# Stated exercise:
Some lines in the listing below may include the string "shop". How many are there? Give only the number.

— BEGIN Stored rows —

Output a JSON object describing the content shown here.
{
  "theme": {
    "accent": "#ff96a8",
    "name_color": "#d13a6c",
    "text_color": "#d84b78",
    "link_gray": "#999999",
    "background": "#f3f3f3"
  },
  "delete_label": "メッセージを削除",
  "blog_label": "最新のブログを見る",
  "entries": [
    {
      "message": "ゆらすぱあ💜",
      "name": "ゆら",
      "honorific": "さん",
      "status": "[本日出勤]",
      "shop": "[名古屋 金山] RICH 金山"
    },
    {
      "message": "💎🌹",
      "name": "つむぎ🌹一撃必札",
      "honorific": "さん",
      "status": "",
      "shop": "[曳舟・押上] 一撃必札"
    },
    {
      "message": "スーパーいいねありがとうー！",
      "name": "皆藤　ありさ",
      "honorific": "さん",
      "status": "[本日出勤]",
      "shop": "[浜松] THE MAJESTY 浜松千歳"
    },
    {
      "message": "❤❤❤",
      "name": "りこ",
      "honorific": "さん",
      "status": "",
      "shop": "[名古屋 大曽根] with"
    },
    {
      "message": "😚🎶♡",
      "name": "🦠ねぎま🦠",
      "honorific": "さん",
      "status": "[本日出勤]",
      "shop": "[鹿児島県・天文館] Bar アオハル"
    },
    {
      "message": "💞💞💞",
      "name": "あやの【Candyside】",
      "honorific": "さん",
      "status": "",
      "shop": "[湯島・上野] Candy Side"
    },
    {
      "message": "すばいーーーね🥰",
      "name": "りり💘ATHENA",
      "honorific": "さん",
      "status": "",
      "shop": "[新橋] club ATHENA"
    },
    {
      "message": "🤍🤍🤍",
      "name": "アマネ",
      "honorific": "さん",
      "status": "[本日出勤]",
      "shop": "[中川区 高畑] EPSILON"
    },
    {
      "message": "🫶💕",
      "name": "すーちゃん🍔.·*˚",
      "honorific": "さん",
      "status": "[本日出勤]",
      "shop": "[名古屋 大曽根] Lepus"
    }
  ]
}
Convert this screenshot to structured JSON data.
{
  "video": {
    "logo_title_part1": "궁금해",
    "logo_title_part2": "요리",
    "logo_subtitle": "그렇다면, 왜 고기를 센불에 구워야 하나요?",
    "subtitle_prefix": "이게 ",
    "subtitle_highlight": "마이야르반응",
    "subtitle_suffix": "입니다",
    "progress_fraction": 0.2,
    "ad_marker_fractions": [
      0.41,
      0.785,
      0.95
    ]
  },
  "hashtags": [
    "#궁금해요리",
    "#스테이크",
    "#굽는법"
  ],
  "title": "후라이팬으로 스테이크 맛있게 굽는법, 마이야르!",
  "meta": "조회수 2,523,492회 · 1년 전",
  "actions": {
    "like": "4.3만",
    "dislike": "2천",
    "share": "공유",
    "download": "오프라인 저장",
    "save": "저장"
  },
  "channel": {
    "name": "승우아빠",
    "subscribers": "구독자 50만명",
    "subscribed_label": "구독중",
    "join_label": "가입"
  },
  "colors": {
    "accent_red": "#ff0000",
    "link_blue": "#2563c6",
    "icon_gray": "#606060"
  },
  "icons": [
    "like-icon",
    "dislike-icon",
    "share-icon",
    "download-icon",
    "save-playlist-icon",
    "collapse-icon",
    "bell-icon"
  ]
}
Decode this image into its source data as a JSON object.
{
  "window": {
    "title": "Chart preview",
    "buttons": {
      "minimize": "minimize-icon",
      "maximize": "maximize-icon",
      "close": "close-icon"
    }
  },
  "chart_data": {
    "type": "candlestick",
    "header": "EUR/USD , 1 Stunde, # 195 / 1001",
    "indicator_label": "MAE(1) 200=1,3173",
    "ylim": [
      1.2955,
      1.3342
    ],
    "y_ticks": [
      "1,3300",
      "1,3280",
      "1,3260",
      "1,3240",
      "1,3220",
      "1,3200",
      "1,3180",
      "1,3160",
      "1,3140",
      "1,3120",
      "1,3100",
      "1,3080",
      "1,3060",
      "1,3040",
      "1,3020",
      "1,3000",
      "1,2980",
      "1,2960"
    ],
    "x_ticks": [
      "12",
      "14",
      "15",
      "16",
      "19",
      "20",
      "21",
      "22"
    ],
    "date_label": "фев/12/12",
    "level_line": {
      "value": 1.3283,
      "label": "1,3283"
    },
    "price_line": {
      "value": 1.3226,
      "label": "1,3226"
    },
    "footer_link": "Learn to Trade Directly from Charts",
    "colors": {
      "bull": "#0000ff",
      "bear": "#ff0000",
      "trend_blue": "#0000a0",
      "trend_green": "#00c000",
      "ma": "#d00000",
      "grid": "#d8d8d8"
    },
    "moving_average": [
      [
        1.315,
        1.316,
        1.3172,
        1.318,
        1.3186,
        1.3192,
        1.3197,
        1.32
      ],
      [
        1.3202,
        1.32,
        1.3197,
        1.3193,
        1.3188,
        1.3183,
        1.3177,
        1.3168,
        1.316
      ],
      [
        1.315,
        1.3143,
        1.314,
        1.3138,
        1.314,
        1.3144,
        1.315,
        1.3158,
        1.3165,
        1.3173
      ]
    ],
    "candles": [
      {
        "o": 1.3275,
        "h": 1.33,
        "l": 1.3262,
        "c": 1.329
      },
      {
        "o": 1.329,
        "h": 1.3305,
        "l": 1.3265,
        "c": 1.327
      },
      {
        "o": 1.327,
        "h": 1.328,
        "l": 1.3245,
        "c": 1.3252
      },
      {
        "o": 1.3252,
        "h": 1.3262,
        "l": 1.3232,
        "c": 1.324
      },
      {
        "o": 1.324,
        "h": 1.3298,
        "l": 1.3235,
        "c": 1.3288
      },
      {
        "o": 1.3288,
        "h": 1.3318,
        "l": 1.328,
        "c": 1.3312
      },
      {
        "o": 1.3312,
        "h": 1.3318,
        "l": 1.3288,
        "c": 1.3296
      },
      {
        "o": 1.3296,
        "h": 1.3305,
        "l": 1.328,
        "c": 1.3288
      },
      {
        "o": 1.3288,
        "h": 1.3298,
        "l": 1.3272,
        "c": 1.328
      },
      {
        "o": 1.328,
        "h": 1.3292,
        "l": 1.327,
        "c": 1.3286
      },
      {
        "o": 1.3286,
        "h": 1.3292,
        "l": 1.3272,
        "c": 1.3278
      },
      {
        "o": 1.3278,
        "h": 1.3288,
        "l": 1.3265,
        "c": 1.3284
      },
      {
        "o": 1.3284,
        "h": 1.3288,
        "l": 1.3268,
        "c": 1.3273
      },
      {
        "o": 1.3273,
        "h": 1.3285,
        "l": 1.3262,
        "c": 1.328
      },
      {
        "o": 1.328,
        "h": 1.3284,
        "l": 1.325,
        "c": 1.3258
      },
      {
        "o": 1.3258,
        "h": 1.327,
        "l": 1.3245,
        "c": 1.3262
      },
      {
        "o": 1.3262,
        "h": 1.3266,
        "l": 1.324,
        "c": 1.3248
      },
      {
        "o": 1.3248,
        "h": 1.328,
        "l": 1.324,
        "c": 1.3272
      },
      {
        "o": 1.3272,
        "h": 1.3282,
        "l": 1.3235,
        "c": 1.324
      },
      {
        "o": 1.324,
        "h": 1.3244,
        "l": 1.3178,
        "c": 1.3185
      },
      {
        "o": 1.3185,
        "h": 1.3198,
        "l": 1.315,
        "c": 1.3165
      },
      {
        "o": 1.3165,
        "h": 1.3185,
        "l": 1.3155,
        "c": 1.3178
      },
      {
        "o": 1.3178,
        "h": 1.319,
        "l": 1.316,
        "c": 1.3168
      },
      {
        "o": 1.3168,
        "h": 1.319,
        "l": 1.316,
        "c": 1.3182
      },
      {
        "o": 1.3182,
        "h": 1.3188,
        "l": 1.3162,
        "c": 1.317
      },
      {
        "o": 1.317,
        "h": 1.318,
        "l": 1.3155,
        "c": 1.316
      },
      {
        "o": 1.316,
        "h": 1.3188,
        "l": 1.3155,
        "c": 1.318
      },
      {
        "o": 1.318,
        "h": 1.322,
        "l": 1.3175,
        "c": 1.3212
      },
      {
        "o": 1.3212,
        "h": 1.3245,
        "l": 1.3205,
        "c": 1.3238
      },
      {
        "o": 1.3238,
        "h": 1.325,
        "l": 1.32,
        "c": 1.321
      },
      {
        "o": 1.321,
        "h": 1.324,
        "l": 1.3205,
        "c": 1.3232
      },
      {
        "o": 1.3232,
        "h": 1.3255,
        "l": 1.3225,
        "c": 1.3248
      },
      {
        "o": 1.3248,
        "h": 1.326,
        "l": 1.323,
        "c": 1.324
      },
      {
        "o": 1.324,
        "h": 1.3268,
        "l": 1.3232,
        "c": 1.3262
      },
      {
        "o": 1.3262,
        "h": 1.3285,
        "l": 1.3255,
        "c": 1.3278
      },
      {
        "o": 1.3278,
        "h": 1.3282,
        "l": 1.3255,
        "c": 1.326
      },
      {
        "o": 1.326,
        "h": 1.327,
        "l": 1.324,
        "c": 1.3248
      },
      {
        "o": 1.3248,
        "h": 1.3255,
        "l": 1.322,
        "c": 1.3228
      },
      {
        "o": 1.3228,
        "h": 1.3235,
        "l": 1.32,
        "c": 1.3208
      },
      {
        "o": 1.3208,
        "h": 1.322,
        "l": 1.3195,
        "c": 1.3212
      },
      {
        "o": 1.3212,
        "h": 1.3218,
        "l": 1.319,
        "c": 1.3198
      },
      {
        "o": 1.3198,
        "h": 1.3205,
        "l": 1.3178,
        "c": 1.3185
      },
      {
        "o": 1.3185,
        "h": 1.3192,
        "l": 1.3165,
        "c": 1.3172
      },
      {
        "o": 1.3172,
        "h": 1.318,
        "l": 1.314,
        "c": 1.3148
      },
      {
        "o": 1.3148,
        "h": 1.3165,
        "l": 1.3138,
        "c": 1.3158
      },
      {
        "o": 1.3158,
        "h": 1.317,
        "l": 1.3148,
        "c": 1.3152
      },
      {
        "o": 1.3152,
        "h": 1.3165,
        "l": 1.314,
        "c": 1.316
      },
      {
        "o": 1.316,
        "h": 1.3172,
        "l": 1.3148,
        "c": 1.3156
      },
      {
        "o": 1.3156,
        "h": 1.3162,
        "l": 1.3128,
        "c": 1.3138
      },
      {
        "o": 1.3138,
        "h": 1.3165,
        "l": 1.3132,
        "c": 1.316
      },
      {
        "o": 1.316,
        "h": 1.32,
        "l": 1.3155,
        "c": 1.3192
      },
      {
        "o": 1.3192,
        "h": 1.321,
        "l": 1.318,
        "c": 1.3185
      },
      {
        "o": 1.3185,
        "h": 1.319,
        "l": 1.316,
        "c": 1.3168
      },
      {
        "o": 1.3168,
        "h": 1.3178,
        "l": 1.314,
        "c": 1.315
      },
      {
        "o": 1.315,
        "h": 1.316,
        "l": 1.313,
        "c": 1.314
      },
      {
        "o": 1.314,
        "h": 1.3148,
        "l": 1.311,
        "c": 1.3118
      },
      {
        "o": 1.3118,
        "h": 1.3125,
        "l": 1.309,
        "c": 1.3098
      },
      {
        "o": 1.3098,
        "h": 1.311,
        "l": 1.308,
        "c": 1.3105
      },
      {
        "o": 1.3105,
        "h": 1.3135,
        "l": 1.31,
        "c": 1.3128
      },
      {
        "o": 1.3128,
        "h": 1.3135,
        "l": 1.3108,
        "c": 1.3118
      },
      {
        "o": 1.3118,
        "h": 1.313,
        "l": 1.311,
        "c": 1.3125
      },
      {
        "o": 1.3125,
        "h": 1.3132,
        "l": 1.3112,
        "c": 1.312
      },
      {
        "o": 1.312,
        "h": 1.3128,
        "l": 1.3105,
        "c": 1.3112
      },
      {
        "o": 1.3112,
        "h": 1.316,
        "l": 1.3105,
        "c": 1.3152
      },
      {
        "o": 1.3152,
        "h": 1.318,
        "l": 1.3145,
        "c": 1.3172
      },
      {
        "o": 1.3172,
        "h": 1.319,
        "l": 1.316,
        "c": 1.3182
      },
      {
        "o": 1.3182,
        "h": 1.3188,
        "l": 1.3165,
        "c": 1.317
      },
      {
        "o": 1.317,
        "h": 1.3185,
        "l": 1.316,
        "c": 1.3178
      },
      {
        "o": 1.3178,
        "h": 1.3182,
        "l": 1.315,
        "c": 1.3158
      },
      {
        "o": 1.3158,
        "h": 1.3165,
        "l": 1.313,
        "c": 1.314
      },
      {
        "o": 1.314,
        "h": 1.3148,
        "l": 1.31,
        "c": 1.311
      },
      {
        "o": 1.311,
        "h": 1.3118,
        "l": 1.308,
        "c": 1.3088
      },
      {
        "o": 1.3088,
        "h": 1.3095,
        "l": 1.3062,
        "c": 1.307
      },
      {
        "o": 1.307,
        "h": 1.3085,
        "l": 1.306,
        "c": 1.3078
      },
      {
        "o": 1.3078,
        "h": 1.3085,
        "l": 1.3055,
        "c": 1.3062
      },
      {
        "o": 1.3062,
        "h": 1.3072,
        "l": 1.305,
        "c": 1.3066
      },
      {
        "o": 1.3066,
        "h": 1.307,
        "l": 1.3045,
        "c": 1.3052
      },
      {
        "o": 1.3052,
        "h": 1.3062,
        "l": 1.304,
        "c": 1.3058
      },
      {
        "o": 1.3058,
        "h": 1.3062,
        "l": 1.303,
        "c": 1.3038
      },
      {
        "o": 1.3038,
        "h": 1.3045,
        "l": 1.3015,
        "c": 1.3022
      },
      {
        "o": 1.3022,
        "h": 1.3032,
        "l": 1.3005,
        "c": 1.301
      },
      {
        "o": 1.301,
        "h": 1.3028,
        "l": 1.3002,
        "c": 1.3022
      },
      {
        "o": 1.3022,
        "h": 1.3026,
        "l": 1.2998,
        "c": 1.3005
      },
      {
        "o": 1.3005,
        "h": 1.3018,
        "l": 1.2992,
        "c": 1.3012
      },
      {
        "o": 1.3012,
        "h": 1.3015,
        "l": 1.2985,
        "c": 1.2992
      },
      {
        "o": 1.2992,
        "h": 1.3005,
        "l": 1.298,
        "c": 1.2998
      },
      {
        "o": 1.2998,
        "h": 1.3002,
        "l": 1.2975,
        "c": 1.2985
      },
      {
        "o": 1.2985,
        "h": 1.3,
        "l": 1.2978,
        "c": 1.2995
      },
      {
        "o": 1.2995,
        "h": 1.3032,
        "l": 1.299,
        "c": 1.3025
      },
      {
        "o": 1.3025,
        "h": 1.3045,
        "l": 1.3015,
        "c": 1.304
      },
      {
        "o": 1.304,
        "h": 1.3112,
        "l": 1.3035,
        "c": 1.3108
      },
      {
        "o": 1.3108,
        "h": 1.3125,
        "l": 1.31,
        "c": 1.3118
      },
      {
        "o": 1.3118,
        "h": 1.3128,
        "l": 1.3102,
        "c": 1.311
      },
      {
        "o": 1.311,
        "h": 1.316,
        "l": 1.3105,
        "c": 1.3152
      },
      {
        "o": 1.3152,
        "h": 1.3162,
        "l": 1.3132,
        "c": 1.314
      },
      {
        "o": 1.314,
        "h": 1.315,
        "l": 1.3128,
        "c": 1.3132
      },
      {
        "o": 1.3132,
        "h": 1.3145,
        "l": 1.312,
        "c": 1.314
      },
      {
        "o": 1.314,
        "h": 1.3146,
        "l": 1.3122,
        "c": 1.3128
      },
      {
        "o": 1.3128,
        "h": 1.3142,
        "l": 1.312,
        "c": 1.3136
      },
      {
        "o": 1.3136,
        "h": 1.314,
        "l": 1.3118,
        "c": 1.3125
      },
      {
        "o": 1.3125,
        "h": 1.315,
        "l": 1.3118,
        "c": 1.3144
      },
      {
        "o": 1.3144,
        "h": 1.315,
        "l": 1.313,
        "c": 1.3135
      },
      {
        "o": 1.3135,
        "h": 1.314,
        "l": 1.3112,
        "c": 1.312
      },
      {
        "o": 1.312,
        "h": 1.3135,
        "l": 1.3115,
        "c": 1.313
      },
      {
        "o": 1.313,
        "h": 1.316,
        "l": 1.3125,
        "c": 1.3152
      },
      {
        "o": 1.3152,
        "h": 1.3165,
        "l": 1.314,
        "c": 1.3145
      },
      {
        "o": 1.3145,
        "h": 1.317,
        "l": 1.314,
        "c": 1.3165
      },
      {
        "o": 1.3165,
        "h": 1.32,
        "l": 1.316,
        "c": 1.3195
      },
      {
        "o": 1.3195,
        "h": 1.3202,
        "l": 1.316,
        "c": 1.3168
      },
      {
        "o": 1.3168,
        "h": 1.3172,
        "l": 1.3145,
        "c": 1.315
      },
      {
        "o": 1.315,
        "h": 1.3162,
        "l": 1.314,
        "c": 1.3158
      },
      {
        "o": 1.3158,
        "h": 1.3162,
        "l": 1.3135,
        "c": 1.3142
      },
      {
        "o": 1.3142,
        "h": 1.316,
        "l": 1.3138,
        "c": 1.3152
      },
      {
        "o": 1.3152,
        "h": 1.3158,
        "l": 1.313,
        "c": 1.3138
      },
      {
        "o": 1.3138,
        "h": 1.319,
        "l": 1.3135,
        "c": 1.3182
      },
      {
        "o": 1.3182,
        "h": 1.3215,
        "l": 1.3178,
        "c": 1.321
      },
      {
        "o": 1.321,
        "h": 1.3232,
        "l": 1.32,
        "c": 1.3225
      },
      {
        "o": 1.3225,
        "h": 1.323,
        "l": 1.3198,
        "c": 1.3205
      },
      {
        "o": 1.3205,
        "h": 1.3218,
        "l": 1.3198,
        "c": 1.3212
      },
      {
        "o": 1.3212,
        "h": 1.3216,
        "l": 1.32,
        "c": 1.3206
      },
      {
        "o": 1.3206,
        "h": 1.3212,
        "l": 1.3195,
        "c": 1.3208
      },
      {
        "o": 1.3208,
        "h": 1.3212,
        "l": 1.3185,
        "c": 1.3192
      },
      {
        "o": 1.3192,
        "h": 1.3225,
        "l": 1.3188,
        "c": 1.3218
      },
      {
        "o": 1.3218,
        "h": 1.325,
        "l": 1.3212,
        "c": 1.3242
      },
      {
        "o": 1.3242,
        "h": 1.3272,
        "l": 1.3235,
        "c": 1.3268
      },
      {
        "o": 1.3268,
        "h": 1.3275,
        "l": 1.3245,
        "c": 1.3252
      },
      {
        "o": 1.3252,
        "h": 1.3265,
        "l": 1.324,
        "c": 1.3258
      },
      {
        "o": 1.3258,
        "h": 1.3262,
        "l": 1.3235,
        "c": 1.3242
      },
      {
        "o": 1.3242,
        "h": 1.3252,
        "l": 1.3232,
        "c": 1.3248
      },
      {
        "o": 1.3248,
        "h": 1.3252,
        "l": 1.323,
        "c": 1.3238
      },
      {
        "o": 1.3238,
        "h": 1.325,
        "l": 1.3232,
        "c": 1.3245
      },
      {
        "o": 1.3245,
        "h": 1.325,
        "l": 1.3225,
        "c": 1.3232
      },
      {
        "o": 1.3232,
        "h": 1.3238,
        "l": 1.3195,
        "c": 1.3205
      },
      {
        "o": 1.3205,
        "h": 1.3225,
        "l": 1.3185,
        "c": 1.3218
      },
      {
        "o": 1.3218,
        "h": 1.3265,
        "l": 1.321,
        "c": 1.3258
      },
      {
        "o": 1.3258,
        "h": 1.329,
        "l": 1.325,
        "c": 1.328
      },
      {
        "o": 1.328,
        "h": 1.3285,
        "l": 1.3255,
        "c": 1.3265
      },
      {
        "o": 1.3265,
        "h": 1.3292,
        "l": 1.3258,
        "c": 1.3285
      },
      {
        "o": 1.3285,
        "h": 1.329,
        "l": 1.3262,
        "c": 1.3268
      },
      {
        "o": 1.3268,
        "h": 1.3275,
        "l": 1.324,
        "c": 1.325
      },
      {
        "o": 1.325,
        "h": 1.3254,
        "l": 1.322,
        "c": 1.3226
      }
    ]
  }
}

— END Stored rows —

# Complete output:
9